## Task
Copy only this range: the line with "Convert this document image to plain text." through the final line of the material, inclusive at both ends.
>> start Task inputs
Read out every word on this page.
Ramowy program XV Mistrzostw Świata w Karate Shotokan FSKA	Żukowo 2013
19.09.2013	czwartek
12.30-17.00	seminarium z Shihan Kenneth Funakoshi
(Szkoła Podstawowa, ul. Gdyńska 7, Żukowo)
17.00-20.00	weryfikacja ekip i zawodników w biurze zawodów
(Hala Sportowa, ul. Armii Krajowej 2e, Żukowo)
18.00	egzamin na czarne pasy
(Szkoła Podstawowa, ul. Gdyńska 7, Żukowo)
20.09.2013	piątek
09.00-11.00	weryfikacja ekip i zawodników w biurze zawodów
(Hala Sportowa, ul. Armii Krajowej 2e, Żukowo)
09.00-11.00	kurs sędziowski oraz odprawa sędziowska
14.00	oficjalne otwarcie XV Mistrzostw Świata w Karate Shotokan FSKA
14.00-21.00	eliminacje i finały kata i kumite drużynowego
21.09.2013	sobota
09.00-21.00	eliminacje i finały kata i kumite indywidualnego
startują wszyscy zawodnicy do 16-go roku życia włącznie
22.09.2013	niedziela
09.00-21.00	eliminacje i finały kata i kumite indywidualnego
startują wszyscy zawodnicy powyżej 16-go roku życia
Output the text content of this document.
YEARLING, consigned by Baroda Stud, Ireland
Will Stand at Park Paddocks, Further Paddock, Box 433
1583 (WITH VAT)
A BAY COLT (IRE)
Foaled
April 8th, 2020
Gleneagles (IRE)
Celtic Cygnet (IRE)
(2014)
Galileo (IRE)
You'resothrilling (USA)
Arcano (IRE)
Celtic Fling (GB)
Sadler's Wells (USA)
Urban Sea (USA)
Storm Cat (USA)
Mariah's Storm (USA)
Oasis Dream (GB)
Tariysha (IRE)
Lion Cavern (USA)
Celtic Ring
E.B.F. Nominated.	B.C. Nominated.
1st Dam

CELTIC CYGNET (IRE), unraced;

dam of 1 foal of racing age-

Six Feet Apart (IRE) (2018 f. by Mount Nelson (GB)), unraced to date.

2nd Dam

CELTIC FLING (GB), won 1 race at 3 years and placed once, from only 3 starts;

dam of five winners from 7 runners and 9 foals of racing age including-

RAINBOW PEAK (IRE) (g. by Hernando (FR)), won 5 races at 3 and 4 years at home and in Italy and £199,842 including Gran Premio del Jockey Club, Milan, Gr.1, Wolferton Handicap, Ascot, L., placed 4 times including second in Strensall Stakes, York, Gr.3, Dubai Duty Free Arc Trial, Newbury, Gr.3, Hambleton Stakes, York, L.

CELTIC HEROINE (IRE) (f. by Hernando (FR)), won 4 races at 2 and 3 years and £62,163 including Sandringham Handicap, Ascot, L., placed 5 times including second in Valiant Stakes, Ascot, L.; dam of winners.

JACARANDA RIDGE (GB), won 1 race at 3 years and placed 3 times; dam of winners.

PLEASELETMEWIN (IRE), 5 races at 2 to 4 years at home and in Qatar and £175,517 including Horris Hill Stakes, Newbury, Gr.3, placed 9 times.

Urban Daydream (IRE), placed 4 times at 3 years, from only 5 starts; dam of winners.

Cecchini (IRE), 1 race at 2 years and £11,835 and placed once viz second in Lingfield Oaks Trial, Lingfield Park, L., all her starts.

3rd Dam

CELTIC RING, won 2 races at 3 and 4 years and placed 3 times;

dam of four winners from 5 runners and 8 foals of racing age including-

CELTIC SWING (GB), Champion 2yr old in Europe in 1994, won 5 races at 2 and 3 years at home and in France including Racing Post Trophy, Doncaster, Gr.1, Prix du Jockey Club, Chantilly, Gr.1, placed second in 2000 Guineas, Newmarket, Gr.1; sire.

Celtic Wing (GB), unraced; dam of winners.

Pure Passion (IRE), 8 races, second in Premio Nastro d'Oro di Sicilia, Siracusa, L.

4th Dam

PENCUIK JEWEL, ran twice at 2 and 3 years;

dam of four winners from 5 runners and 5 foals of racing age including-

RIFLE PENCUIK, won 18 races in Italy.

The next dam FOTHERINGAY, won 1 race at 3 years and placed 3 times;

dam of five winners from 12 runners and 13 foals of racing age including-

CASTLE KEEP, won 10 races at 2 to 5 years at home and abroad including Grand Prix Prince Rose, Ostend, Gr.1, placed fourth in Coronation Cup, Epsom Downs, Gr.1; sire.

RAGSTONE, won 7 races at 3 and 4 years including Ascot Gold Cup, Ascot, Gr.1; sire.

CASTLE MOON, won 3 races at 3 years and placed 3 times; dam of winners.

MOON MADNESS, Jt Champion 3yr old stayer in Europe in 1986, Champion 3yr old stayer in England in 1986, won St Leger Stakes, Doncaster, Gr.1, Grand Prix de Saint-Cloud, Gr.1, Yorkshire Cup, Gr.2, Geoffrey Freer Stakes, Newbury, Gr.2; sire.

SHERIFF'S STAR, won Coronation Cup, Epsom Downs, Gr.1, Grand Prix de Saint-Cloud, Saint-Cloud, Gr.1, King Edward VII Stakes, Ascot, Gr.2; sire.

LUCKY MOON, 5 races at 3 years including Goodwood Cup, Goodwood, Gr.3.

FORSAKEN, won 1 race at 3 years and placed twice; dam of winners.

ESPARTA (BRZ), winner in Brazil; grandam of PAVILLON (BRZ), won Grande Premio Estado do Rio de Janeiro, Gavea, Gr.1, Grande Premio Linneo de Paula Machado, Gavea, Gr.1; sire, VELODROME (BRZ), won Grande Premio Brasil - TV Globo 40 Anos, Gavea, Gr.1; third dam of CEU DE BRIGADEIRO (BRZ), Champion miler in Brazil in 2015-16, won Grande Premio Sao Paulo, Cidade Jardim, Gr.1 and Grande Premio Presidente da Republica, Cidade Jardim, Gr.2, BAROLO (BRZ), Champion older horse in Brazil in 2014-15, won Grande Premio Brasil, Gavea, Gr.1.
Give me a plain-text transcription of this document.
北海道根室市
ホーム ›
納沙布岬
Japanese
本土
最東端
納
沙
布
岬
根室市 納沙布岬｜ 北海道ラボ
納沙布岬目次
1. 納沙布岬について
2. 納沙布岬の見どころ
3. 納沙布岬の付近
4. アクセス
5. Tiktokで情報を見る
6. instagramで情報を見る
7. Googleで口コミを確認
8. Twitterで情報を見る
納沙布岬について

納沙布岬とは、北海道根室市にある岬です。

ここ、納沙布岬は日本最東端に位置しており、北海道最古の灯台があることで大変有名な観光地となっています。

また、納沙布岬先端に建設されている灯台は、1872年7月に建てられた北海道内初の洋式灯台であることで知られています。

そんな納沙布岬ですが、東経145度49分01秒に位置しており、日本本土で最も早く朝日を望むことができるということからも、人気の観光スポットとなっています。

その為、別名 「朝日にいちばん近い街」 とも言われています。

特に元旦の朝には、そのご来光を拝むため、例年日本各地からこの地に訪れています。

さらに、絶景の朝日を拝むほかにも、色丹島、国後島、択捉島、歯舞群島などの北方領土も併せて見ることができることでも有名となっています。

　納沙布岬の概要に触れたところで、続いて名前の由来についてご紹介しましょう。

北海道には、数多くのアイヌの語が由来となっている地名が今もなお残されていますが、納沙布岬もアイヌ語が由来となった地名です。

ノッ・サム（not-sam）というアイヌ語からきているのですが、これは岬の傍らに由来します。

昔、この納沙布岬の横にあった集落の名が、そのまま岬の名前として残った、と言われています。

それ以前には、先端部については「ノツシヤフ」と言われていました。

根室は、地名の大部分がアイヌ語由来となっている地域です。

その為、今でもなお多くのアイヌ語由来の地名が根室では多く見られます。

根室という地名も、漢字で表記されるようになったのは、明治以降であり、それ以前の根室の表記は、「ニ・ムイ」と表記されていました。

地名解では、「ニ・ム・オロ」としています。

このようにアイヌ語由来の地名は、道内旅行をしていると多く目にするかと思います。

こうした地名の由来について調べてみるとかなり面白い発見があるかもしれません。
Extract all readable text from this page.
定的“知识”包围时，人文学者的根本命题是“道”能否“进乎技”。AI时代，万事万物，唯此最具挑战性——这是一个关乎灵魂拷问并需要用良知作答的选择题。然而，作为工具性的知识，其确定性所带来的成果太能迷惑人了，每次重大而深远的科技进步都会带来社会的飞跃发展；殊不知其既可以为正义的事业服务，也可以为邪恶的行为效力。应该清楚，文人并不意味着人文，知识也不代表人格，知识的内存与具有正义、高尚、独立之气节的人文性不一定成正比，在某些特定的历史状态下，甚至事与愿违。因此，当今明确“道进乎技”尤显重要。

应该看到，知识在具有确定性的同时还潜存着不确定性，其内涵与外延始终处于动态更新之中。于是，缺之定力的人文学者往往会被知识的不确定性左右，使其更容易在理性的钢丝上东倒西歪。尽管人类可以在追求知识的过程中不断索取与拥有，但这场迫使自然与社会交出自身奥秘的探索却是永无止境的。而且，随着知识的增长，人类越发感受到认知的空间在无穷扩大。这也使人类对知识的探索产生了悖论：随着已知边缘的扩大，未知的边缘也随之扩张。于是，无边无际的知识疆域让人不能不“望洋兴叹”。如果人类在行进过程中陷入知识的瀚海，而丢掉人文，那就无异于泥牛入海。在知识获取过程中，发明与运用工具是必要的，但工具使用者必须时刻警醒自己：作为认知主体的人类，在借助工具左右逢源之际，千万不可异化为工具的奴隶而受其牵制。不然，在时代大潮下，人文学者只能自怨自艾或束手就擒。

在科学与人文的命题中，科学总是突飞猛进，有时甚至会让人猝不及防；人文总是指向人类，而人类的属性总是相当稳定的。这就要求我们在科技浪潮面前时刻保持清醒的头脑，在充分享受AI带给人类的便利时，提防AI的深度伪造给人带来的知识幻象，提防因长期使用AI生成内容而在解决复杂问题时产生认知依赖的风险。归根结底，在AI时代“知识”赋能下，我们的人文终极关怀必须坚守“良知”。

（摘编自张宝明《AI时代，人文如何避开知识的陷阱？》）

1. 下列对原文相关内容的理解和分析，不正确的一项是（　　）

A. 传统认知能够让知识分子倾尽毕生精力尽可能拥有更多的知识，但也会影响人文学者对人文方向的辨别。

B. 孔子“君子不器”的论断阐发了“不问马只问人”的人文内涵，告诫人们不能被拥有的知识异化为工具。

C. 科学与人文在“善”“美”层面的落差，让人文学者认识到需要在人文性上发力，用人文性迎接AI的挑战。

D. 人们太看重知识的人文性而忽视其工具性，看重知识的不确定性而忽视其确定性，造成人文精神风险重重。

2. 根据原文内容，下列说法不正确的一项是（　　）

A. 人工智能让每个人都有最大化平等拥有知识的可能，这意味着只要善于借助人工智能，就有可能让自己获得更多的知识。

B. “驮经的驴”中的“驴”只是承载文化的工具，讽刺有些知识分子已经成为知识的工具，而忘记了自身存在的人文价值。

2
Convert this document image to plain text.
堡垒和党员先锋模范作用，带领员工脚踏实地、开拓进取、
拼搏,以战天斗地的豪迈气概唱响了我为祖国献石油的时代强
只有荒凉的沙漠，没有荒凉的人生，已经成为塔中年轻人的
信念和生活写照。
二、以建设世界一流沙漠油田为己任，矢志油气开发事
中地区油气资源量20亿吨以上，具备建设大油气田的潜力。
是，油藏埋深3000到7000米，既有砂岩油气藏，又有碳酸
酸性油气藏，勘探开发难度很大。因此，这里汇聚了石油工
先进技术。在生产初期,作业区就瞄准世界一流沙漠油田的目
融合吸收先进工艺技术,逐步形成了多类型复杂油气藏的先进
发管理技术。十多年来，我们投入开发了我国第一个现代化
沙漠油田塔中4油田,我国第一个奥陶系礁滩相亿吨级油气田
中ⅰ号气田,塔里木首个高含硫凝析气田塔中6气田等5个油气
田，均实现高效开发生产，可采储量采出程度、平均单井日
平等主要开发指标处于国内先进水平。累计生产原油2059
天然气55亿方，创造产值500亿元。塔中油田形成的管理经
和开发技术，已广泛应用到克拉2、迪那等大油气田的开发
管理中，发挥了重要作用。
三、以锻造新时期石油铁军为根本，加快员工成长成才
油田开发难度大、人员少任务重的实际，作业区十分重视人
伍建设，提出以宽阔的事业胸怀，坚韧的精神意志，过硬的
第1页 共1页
>> end Task inputs
## Output below
Convert this document image to plain text.
堡垒和党员先锋模范作用，带领员工脚踏实地、开拓进取、
拼搏,以战天斗地的豪迈气概唱响了我为祖国献石油的时代强
只有荒凉的沙漠，没有荒凉的人生，已经成为塔中年轻人的
信念和生活写照。
二、以建设世界一流沙漠油田为己任，矢志油气开发事
中地区油气资源量20亿吨以上，具备建设大油气田的潜力。
是，油藏埋深3000到7000米，既有砂岩油气藏，又有碳酸
酸性油气藏，勘探开发难度很大。因此，这里汇聚了石油工
先进技术。在生产初期,作业区就瞄准世界一流沙漠油田的目
融合吸收先进工艺技术,逐步形成了多类型复杂油气藏的先进
发管理技术。十多年来，我们投入开发了我国第一个现代化
沙漠油田塔中4油田,我国第一个奥陶系礁滩相亿吨级油气田
中ⅰ号气田,塔里木首个高含硫凝析气田塔中6气田等5个油气
田，均实现高效开发生产，可采储量采出程度、平均单井日
平等主要开发指标处于国内先进水平。累计生产原油2059
天然气55亿方，创造产值500亿元。塔中油田形成的管理经
和开发技术，已广泛应用到克拉2、迪那等大油气田的开发
管理中，发挥了重要作用。
三、以锻造新时期石油铁军为根本，加快员工成长成才
油田开发难度大、人员少任务重的实际，作业区十分重视人
伍建设，提出以宽阔的事业胸怀，坚韧的精神意志，过硬的
第1页 共1页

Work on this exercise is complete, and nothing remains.